AIM OF THE TASK> Which lines contain the string "this"? Please list every one of them.

◇ ◇ ◇ ◇ ◇ ◇ ◇

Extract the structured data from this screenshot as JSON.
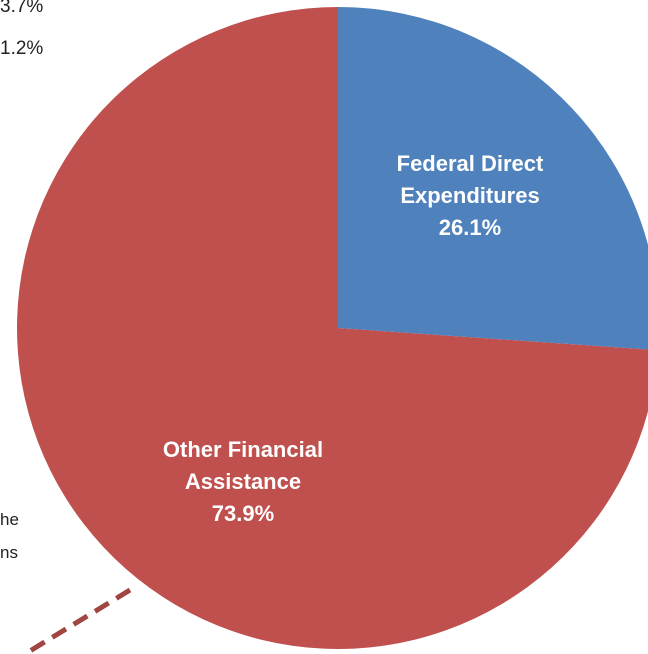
{
  "chart_data": {
    "type": "pie",
    "categories": [
      "Federal Direct Expenditures",
      "Other Financial Assistance"
    ],
    "values": [
      26.1,
      73.9
    ],
    "value_labels": [
      "26.1%",
      "73.9%"
    ],
    "colors": [
      "#4f81bd",
      "#c0504d"
    ],
    "cropped_text": [
      "3.7%",
      "1.2%",
      "he",
      "ns"
    ]
  }
}
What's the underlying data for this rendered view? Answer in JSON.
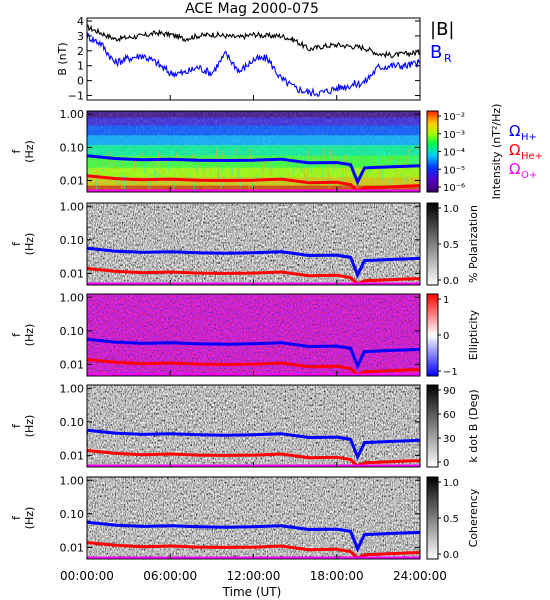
{
  "title": "ACE Mag 2000-075",
  "colors": {
    "total_field": "#000000",
    "radial_field": "#0000ff",
    "h_plus": "#0000ff",
    "he_plus": "#ff0000",
    "o_plus": "#ff00ff"
  },
  "chart_data": [
    {
      "type": "line",
      "panel": "magnetic-field",
      "ylabel": "B (nT)",
      "ylim": [
        -1.3,
        4.2
      ],
      "yticks": [
        "−1",
        "0",
        "1",
        "2",
        "3",
        "4"
      ],
      "x": [
        0,
        1,
        2,
        3,
        4,
        5,
        6,
        7,
        8,
        9,
        10,
        11,
        12,
        13,
        14,
        15,
        16,
        17,
        18,
        19,
        20,
        21,
        22,
        23,
        24
      ],
      "series": [
        {
          "name": "|B|",
          "values": [
            3.6,
            3.2,
            2.8,
            2.9,
            3.0,
            3.2,
            3.1,
            2.8,
            3.0,
            3.1,
            3.0,
            2.9,
            3.1,
            3.0,
            3.0,
            2.7,
            2.1,
            2.3,
            2.4,
            2.3,
            2.2,
            1.8,
            1.7,
            1.8,
            1.9
          ]
        },
        {
          "name": "B",
          "label_subscript": "R",
          "values": [
            3.0,
            2.5,
            1.2,
            1.5,
            1.7,
            1.2,
            0.5,
            0.5,
            0.9,
            0.5,
            1.8,
            0.6,
            1.4,
            1.5,
            0.1,
            -0.5,
            -0.8,
            -0.8,
            -0.5,
            -0.3,
            -0.1,
            0.9,
            1.0,
            1.0,
            1.2
          ]
        }
      ]
    },
    {
      "type": "heatmap",
      "panel": "intensity",
      "ylabel": "f (Hz)",
      "yscale": "log",
      "yticks": [
        "1.00",
        "0.10",
        "0.01"
      ],
      "colorbar_label": "Intensity (nT²/Hz)",
      "colorbar_ticks": [
        "10⁻²",
        "10⁻³",
        "10⁻⁴",
        "10⁻⁵",
        "10⁻⁶"
      ],
      "colorscale": "rainbow",
      "gyrofrequency_labels": [
        "ΩH+",
        "ΩHe+",
        "ΩO+"
      ]
    },
    {
      "type": "heatmap",
      "panel": "polarization",
      "ylabel": "f (Hz)",
      "yscale": "log",
      "yticks": [
        "1.00",
        "0.10",
        "0.01"
      ],
      "colorbar_label": "% Polarization",
      "colorbar_ticks": [
        "1.0",
        "0.5",
        "0.0"
      ],
      "colorscale": "grayscale"
    },
    {
      "type": "heatmap",
      "panel": "ellipticity",
      "ylabel": "f (Hz)",
      "yscale": "log",
      "yticks": [
        "1.00",
        "0.10",
        "0.01"
      ],
      "colorbar_label": "Ellipticity",
      "colorbar_ticks": [
        "1",
        "0",
        "−1"
      ],
      "colorscale": "blue-white-red"
    },
    {
      "type": "heatmap",
      "panel": "k-dot-b",
      "ylabel": "f (Hz)",
      "yscale": "log",
      "yticks": [
        "1.00",
        "0.10",
        "0.01"
      ],
      "colorbar_label": "k dot B (Deg)",
      "colorbar_ticks": [
        "90",
        "60",
        "30",
        "0"
      ],
      "colorscale": "grayscale"
    },
    {
      "type": "heatmap",
      "panel": "coherency",
      "ylabel": "f (Hz)",
      "yscale": "log",
      "yticks": [
        "1.00",
        "0.10",
        "0.01"
      ],
      "colorbar_label": "Coherency",
      "colorbar_ticks": [
        "1.0",
        "0.5",
        "0.0"
      ],
      "colorscale": "grayscale",
      "xlabel": "Time (UT)",
      "xticks": [
        "00:00:00",
        "06:00:00",
        "12:00:00",
        "18:00:00",
        "24:00:00"
      ]
    }
  ],
  "gyrofrequency_lines": {
    "x_hours": [
      0,
      2,
      4,
      6,
      8,
      10,
      12,
      14,
      16,
      18,
      19,
      19.5,
      20,
      21,
      22,
      23,
      24
    ],
    "h_plus_hz": [
      0.056,
      0.046,
      0.042,
      0.044,
      0.041,
      0.04,
      0.041,
      0.044,
      0.034,
      0.035,
      0.03,
      0.009,
      0.024,
      0.025,
      0.026,
      0.027,
      0.028
    ],
    "he_plus_hz": [
      0.014,
      0.0115,
      0.0105,
      0.011,
      0.0102,
      0.01,
      0.0102,
      0.011,
      0.0085,
      0.0088,
      0.0075,
      0.0024,
      0.006,
      0.0062,
      0.0065,
      0.0068,
      0.007
    ],
    "o_plus_hz": [
      0.0035,
      0.0029,
      0.0026,
      0.0027,
      0.0025,
      0.0025,
      0.0026,
      0.0027,
      0.0021,
      0.0022,
      0.0019,
      0.0006,
      0.0015,
      0.0016,
      0.0016,
      0.0017,
      0.0018
    ]
  }
}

◇ ◇ ◇ ◇ ◇ ◇ ◇

SOLVED PROBLEM>
Extract the structured data from this screenshot as JSON.
What's the underlying data for this rendered view? Answer in JSON.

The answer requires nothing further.